EXTRACTED RECORDS
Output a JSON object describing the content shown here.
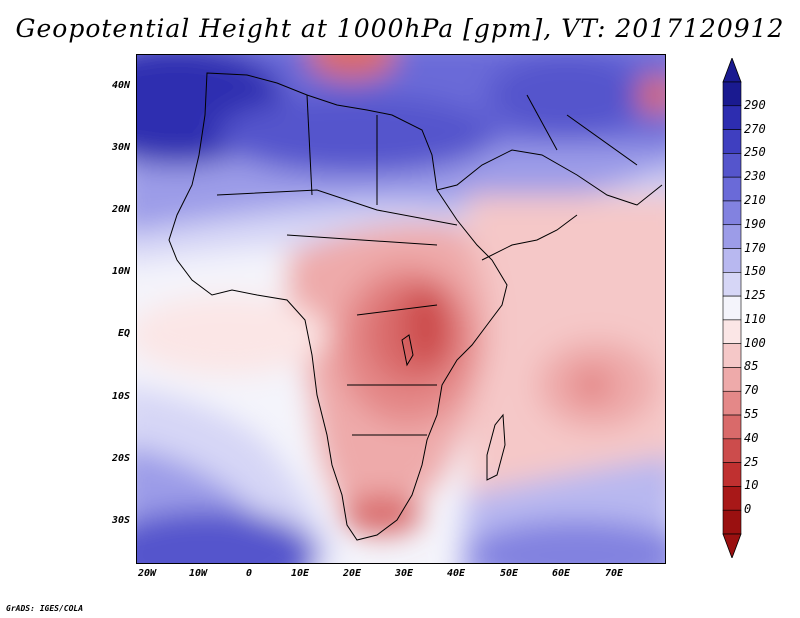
{
  "title": "Geopotential Height at 1000hPa [gpm], VT: 2017120912",
  "credit": "GrADS: IGES/COLA",
  "map": {
    "region": "Africa and Middle East",
    "lon_range": [
      -24,
      80
    ],
    "lat_range": [
      -37,
      45
    ],
    "x_ticks": [
      "20W",
      "10W",
      "0",
      "10E",
      "20E",
      "30E",
      "40E",
      "50E",
      "60E",
      "70E"
    ],
    "y_ticks": [
      "40N",
      "30N",
      "20N",
      "10N",
      "EQ",
      "10S",
      "20S",
      "30S"
    ]
  },
  "colorbar": {
    "levels": [
      "290",
      "270",
      "250",
      "230",
      "210",
      "190",
      "170",
      "150",
      "125",
      "110",
      "100",
      "85",
      "70",
      "55",
      "40",
      "25",
      "10",
      "0"
    ],
    "colors": [
      "#1a1a90",
      "#2d2db0",
      "#3f3fc0",
      "#5555cc",
      "#6a6ad8",
      "#8282e0",
      "#9c9ce8",
      "#b8b8f0",
      "#d6d6f6",
      "#f4f4fb",
      "#fbe6e6",
      "#f5c8c8",
      "#eeaaaa",
      "#e48888",
      "#d96a6a",
      "#cc4c4c",
      "#c03030",
      "#a81818",
      "#9a1010"
    ],
    "top_arrow_color": "#1a1a90",
    "bottom_arrow_color": "#9a1010"
  }
}
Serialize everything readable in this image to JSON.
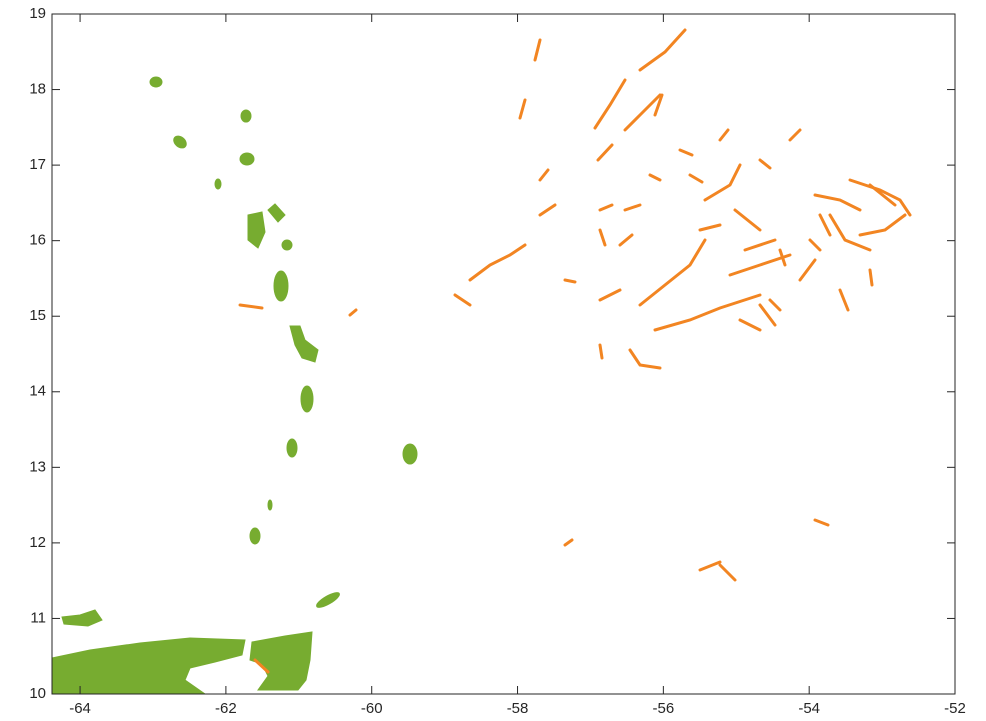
{
  "chart_data": {
    "type": "map",
    "xlim": [
      -64.385,
      -52
    ],
    "xticks": [
      -64,
      -62,
      -60,
      -58,
      -56,
      -54,
      -52
    ],
    "ylim": [
      10,
      19
    ],
    "yticks": [
      10,
      11,
      12,
      13,
      14,
      15,
      16,
      17,
      18,
      19
    ]
  }
}
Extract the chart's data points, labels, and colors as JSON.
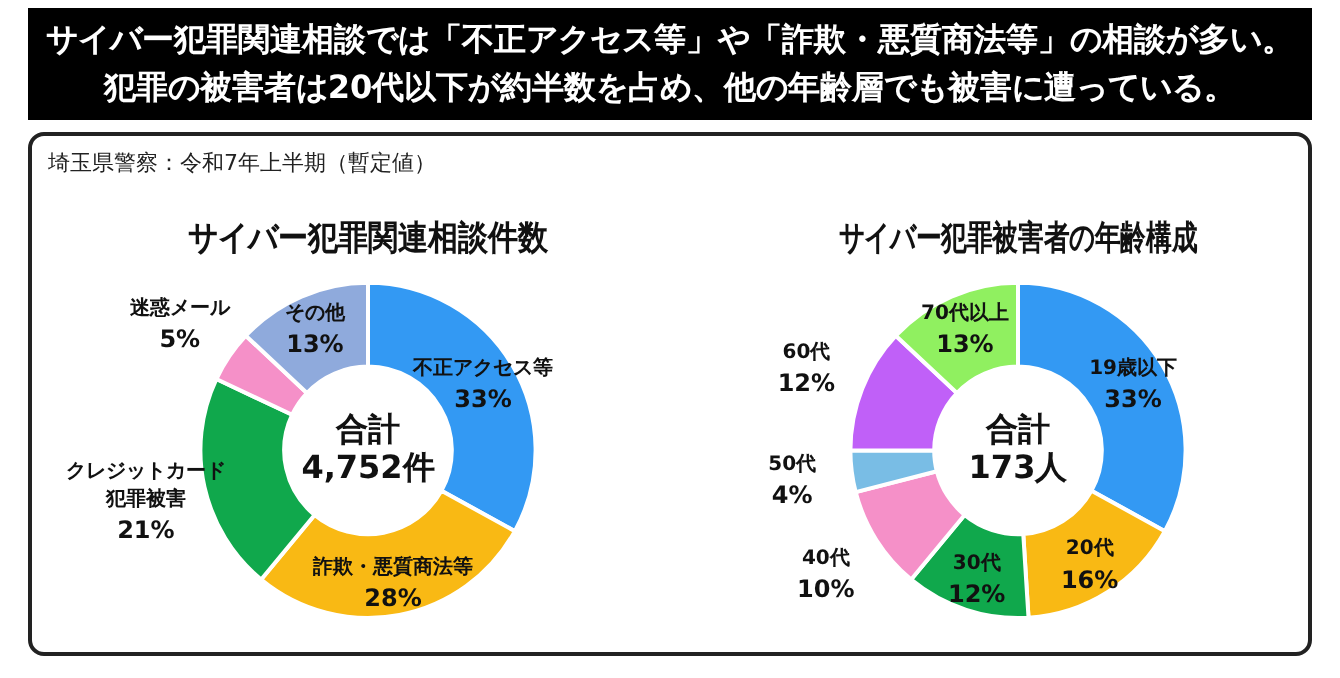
{
  "chart_data": [
    {
      "type": "donut",
      "title": "サイバー犯罪関連相談件数",
      "categories": [
        "不正アクセス等",
        "詐欺・悪質商法等",
        "クレジットカード犯罪被害",
        "迷惑メール",
        "その他"
      ],
      "values": [
        33,
        28,
        21,
        5,
        13
      ],
      "colors": [
        "#3399f3",
        "#f9b914",
        "#10a84c",
        "#f590c8",
        "#8faadc"
      ],
      "value_labels": [
        "33%",
        "28%",
        "21%",
        "5%",
        "13%"
      ],
      "legend": false,
      "annotations": [
        "サイバー犯罪関連相談では「不正アクセス等」や「詐欺・悪質商法等」の相談が多い。",
        "犯罪の被害者は20代以下が約半数を占め、他の年齢層でも被害に遭っている。",
        "埼玉県警察：令和7年上半期（暫定値）",
        "合計\n4,752件"
      ]
    },
    {
      "type": "donut",
      "title": "サイバー犯罪被害者の年齢構成",
      "categories": [
        "19歳以下",
        "20代",
        "30代",
        "40代",
        "50代",
        "60代",
        "70代以上"
      ],
      "values": [
        33,
        16,
        12,
        10,
        4,
        12,
        13
      ],
      "colors": [
        "#3399f3",
        "#f9b914",
        "#10a84c",
        "#f590c8",
        "#79bde5",
        "#c060f8",
        "#90f060"
      ],
      "value_labels": [
        "33%",
        "16%",
        "12%",
        "10%",
        "4%",
        "12%",
        "13%"
      ],
      "legend": false,
      "annotations": [
        "合計\n173人"
      ]
    }
  ]
}
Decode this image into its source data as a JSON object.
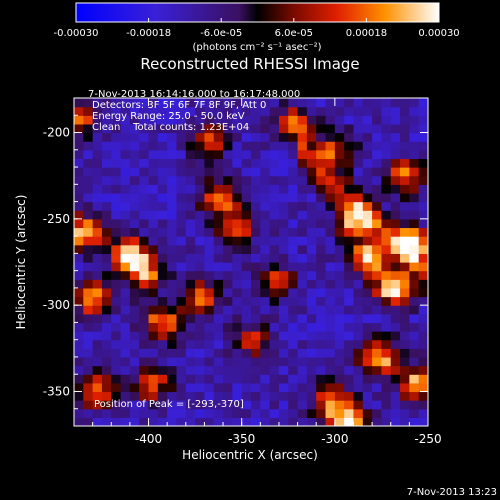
{
  "chart_data": {
    "type": "heatmap",
    "title": "Reconstructed RHESSI Image",
    "xlabel": "Heliocentric X (arcsec)",
    "ylabel": "Heliocentric Y (arcsec)",
    "xlim": [
      -440,
      -250
    ],
    "ylim": [
      -370,
      -180
    ],
    "x_ticks": [
      -400,
      -350,
      -300,
      -250
    ],
    "y_ticks": [
      -200,
      -250,
      -300,
      -350
    ],
    "colorbar": {
      "range": [
        -0.0003,
        0.0003
      ],
      "tick_values": [
        -0.0003,
        -0.00018,
        -6e-05,
        6e-05,
        0.00018,
        0.0003
      ],
      "tick_labels": [
        "-0.00030",
        "-0.00018",
        "-6.0e-05",
        "6.0e-05",
        "0.00018",
        "0.00030"
      ],
      "unit_label": "(photons cm⁻² s⁻¹ asec⁻²)"
    },
    "annotations": [
      "7-Nov-2013 16:14:16.000 to 16:17:48.000",
      "Detectors: 3F 5F 6F 7F 8F 9F, Att 0",
      "Energy Range: 25.0 - 50.0 keV",
      "Clean    Total counts: 1.23E+04"
    ],
    "peak_label": "Position of Peak = [-293,-370]",
    "peak": [
      -293,
      -370
    ],
    "sources": [
      {
        "x": -435,
        "y": -258,
        "value": 0.00026
      },
      {
        "x": -410,
        "y": -270,
        "value": 0.00024
      },
      {
        "x": -430,
        "y": -296,
        "value": 0.0002
      },
      {
        "x": -402,
        "y": -282,
        "value": 0.00018
      },
      {
        "x": -393,
        "y": -310,
        "value": 0.0002
      },
      {
        "x": -372,
        "y": -295,
        "value": 0.00018
      },
      {
        "x": -362,
        "y": -238,
        "value": 0.00018
      },
      {
        "x": -352,
        "y": -255,
        "value": 0.00014
      },
      {
        "x": -438,
        "y": -192,
        "value": 0.00016
      },
      {
        "x": -428,
        "y": -350,
        "value": 0.00018
      },
      {
        "x": -398,
        "y": -345,
        "value": 0.00014
      },
      {
        "x": -290,
        "y": -250,
        "value": 0.0002
      },
      {
        "x": -282,
        "y": -272,
        "value": 0.00028
      },
      {
        "x": -268,
        "y": -290,
        "value": 0.0003
      },
      {
        "x": -258,
        "y": -264,
        "value": 0.00022
      },
      {
        "x": -276,
        "y": -330,
        "value": 0.00024
      },
      {
        "x": -255,
        "y": -345,
        "value": 0.00024
      },
      {
        "x": -302,
        "y": -355,
        "value": 0.0002
      },
      {
        "x": -293,
        "y": -370,
        "value": 0.0003
      },
      {
        "x": -262,
        "y": -225,
        "value": 0.00018
      },
      {
        "x": -300,
        "y": -210,
        "value": 0.00014
      },
      {
        "x": -322,
        "y": -195,
        "value": 0.00016
      },
      {
        "x": -368,
        "y": -205,
        "value": 0.00012
      },
      {
        "x": -332,
        "y": -285,
        "value": 0.00012
      },
      {
        "x": -345,
        "y": -320,
        "value": 0.0001
      }
    ]
  },
  "footer": {
    "timestamp": "7-Nov-2013 13:23"
  }
}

SHORT PROBLEM
Filter lines by "悪質商法等" and return each hit.

RESPONSE TO THIS TASK
        "詐欺・悪質商法等",
        "サイバー犯罪関連相談では「不正アクセス等」や「詐欺・悪質商法等」の相談が多い。",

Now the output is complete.